## CHALLENGE
Extract every line of the material that holds the string "tout".

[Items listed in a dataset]
● ● ●
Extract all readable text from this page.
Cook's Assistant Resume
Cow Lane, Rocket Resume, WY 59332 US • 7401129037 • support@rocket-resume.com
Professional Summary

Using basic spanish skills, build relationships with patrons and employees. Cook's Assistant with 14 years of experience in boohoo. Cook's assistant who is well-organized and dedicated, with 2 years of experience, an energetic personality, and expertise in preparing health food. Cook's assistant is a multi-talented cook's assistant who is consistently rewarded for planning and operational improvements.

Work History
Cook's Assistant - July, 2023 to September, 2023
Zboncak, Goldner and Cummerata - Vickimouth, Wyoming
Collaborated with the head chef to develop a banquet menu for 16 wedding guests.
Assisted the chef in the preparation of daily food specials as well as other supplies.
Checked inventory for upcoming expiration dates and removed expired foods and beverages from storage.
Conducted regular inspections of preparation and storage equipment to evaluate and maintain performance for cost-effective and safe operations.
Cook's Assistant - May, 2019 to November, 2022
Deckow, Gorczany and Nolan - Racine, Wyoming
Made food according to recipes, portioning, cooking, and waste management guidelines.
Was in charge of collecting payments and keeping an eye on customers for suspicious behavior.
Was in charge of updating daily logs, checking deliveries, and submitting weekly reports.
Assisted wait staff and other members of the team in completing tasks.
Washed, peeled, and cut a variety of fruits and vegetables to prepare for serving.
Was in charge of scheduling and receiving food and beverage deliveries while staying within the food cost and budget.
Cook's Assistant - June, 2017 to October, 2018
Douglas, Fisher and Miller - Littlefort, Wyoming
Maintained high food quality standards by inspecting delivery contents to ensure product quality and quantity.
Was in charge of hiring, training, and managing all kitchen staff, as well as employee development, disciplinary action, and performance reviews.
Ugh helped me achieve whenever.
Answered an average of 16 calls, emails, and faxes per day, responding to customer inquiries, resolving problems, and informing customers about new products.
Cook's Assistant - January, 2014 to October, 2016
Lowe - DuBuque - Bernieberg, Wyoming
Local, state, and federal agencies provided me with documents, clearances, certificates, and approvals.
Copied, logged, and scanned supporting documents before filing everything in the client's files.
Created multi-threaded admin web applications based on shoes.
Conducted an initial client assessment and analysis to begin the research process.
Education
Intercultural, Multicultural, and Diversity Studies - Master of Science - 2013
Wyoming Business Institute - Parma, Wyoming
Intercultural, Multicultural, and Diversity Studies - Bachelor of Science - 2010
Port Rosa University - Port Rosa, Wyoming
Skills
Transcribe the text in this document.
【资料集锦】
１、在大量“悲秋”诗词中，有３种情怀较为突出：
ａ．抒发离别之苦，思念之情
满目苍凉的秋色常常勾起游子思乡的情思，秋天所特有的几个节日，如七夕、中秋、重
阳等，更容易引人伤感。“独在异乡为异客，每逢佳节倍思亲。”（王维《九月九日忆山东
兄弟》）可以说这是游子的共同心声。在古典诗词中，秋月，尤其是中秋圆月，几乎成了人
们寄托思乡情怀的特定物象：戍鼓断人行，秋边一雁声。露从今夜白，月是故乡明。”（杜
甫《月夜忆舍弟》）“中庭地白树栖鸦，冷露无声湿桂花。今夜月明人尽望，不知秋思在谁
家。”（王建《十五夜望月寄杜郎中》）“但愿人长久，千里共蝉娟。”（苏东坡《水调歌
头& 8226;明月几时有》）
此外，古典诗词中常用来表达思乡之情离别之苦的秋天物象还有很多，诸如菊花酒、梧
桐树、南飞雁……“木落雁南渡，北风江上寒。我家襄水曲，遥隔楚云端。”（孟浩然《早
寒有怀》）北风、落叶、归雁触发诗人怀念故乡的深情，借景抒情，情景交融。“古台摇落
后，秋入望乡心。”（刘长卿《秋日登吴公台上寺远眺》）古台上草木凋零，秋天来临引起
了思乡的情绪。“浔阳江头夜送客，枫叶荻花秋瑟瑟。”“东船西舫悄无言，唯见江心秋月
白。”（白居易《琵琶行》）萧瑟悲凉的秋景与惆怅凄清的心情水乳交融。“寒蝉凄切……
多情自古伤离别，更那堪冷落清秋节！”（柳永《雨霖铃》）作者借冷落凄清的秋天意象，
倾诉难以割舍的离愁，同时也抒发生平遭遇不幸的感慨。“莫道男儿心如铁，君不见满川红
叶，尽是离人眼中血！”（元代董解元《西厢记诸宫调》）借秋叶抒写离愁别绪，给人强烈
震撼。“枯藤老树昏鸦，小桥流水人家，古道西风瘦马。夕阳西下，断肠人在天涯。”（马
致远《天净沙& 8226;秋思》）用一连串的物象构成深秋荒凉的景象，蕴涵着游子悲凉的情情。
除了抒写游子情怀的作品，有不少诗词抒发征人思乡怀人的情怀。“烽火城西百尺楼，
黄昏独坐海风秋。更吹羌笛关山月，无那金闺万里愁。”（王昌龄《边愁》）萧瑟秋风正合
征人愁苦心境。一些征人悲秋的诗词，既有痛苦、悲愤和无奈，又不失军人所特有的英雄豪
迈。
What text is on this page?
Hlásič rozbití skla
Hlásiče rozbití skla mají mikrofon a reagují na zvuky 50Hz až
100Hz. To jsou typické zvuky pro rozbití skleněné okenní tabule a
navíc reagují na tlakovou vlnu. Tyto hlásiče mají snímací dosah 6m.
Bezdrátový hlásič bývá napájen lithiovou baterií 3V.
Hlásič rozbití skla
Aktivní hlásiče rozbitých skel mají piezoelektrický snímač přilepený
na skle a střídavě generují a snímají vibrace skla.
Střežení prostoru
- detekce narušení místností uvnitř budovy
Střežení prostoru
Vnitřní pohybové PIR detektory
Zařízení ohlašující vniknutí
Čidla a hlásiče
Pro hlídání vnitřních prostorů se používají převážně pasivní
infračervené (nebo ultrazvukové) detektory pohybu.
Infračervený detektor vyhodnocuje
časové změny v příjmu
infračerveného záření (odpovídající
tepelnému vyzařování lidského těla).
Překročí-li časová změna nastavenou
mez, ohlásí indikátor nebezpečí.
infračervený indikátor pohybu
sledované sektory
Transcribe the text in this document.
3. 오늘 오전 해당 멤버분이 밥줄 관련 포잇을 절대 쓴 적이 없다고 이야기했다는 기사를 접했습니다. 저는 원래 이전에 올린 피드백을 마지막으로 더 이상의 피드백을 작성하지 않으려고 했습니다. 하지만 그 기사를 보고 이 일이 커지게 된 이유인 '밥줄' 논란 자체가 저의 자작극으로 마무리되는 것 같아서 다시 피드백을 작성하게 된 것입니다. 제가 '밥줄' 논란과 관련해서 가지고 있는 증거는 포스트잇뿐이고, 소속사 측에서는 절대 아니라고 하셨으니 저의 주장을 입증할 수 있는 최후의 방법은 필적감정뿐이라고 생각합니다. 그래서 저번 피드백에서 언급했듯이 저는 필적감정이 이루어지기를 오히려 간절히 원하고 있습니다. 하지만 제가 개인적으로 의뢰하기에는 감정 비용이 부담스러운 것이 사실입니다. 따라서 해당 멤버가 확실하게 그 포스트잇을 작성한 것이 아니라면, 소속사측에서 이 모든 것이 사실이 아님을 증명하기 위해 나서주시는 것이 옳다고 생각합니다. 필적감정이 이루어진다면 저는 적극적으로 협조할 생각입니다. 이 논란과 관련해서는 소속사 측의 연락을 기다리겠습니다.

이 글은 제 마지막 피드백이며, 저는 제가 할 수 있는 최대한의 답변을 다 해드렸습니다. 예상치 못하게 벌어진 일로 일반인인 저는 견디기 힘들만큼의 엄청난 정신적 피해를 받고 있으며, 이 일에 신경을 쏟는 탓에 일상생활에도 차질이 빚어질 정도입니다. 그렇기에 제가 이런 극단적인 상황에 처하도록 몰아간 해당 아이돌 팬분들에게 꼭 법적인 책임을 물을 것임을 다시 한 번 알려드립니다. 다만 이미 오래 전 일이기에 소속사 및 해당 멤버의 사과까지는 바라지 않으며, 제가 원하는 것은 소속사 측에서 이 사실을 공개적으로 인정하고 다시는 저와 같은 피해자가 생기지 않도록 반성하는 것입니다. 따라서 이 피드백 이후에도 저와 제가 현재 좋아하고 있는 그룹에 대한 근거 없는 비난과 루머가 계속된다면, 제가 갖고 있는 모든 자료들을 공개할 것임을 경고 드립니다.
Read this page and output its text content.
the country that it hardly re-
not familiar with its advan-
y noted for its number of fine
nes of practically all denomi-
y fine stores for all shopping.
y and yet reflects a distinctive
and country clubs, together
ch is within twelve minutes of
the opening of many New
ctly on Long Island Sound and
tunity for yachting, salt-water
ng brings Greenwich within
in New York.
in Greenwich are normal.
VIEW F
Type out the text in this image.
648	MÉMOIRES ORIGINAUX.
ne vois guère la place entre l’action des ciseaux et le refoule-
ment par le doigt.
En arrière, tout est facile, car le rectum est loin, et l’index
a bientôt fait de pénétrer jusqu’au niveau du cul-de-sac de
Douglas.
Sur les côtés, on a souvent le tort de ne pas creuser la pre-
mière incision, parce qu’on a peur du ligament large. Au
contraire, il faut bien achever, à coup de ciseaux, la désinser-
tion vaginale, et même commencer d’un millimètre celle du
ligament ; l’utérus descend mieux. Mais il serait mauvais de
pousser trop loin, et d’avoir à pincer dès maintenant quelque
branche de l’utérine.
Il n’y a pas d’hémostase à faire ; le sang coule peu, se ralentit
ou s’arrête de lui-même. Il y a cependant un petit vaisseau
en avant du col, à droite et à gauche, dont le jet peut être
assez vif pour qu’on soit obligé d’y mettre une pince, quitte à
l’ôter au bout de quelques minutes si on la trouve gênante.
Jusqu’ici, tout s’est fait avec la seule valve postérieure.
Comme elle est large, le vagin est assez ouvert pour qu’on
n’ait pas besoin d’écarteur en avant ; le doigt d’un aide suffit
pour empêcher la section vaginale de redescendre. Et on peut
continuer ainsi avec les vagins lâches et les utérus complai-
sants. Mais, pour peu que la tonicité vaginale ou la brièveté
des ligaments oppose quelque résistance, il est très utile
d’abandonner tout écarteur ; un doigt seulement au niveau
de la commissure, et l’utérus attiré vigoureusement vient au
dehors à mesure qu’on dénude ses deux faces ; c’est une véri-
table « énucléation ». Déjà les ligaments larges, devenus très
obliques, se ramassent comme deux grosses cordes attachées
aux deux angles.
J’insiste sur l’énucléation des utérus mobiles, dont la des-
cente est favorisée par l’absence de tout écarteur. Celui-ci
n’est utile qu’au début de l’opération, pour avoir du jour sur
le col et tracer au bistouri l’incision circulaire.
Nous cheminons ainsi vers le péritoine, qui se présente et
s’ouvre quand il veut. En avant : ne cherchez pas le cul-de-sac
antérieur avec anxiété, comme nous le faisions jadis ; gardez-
● ● ●
## OUTPUT OF THE EXERCISE
En arrière, tout est facile, car le rectum est loin, et l’index
Jusqu’ici, tout s’est fait avec la seule valve postérieure.
d’abandonner tout écarteur ; un doigt seulement au niveau
cente est favorisée par l’absence de tout écarteur. Celui-ci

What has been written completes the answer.